***** EXTRACTED INFORMATION *****

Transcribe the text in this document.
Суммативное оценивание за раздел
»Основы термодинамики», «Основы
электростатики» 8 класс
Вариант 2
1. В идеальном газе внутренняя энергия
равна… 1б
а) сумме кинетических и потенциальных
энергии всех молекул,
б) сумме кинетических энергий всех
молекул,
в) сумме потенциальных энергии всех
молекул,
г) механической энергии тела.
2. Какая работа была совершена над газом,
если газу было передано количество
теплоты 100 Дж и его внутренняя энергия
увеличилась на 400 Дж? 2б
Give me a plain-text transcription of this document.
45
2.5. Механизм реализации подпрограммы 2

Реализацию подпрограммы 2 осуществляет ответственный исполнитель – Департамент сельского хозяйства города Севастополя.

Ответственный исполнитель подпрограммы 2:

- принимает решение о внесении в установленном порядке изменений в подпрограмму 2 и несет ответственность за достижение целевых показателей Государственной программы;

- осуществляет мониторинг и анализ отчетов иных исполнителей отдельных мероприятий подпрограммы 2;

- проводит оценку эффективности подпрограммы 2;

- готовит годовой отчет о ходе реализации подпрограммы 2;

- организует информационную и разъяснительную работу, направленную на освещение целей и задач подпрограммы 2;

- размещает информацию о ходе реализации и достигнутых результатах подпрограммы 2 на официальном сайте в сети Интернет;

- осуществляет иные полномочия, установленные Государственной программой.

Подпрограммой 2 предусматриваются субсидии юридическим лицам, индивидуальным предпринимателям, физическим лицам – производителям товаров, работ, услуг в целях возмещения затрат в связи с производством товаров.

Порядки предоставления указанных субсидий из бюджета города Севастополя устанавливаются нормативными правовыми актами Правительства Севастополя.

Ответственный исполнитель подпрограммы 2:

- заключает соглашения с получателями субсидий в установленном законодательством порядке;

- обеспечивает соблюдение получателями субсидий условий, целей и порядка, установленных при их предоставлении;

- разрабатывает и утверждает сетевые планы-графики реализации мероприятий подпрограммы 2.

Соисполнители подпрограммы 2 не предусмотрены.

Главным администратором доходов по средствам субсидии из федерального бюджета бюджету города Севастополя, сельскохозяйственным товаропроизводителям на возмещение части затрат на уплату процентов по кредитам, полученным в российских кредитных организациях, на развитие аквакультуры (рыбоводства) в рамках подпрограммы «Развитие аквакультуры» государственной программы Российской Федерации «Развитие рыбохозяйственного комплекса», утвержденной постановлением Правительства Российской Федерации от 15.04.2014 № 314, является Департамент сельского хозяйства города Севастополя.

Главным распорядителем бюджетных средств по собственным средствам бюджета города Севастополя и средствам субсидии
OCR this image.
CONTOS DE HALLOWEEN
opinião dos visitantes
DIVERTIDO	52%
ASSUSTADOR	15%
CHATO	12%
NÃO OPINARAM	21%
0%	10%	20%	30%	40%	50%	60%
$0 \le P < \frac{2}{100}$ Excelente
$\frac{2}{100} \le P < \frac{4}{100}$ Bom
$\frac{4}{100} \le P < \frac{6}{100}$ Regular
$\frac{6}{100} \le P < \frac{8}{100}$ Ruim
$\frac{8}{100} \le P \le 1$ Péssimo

*****

▶ **DIRECTIONS FOR THIS TASK**
Please reproduce all of the entries exactly as they stand.

▶ **RESULT BELOW**
Transcribe the text in this document.
Суммативное оценивание за раздел
»Основы термодинамики», «Основы
электростатики» 8 класс
Вариант 2
1. В идеальном газе внутренняя энергия
равна… 1б
а) сумме кинетических и потенциальных
энергии всех молекул,
б) сумме кинетических энергий всех
молекул,
в) сумме потенциальных энергии всех
молекул,
г) механической энергии тела.
2. Какая работа была совершена над газом,
если газу было передано количество
теплоты 100 Дж и его внутренняя энергия
увеличилась на 400 Дж? 2б
Give me a plain-text transcription of this document.
45
2.5. Механизм реализации подпрограммы 2

Реализацию подпрограммы 2 осуществляет ответственный исполнитель – Департамент сельского хозяйства города Севастополя.

Ответственный исполнитель подпрограммы 2:

- принимает решение о внесении в установленном порядке изменений в подпрограмму 2 и несет ответственность за достижение целевых показателей Государственной программы;

- осуществляет мониторинг и анализ отчетов иных исполнителей отдельных мероприятий подпрограммы 2;

- проводит оценку эффективности подпрограммы 2;

- готовит годовой отчет о ходе реализации подпрограммы 2;

- организует информационную и разъяснительную работу, направленную на освещение целей и задач подпрограммы 2;

- размещает информацию о ходе реализации и достигнутых результатах подпрограммы 2 на официальном сайте в сети Интернет;

- осуществляет иные полномочия, установленные Государственной программой.

Подпрограммой 2 предусматриваются субсидии юридическим лицам, индивидуальным предпринимателям, физическим лицам – производителям товаров, работ, услуг в целях возмещения затрат в связи с производством товаров.

Порядки предоставления указанных субсидий из бюджета города Севастополя устанавливаются нормативными правовыми актами Правительства Севастополя.

Ответственный исполнитель подпрограммы 2:

- заключает соглашения с получателями субсидий в установленном законодательством порядке;

- обеспечивает соблюдение получателями субсидий условий, целей и порядка, установленных при их предоставлении;

- разрабатывает и утверждает сетевые планы-графики реализации мероприятий подпрограммы 2.

Соисполнители подпрограммы 2 не предусмотрены.

Главным администратором доходов по средствам субсидии из федерального бюджета бюджету города Севастополя, сельскохозяйственным товаропроизводителям на возмещение части затрат на уплату процентов по кредитам, полученным в российских кредитных организациях, на развитие аквакультуры (рыбоводства) в рамках подпрограммы «Развитие аквакультуры» государственной программы Российской Федерации «Развитие рыбохозяйственного комплекса», утвержденной постановлением Правительства Российской Федерации от 15.04.2014 № 314, является Департамент сельского хозяйства города Севастополя.

Главным распорядителем бюджетных средств по собственным средствам бюджета города Севастополя и средствам субсидии
OCR this image.
CONTOS DE HALLOWEEN
opinião dos visitantes
DIVERTIDO	52%
ASSUSTADOR	15%
CHATO	12%
NÃO OPINARAM	21%
0%	10%	20%	30%	40%	50%	60%
$0 \le P < \frac{2}{100}$ Excelente
$\frac{2}{100} \le P < \frac{4}{100}$ Bom
$\frac{4}{100} \le P < \frac{6}{100}$ Regular
$\frac{6}{100} \le P < \frac{8}{100}$ Ruim
$\frac{8}{100} \le P \le 1$ Péssimo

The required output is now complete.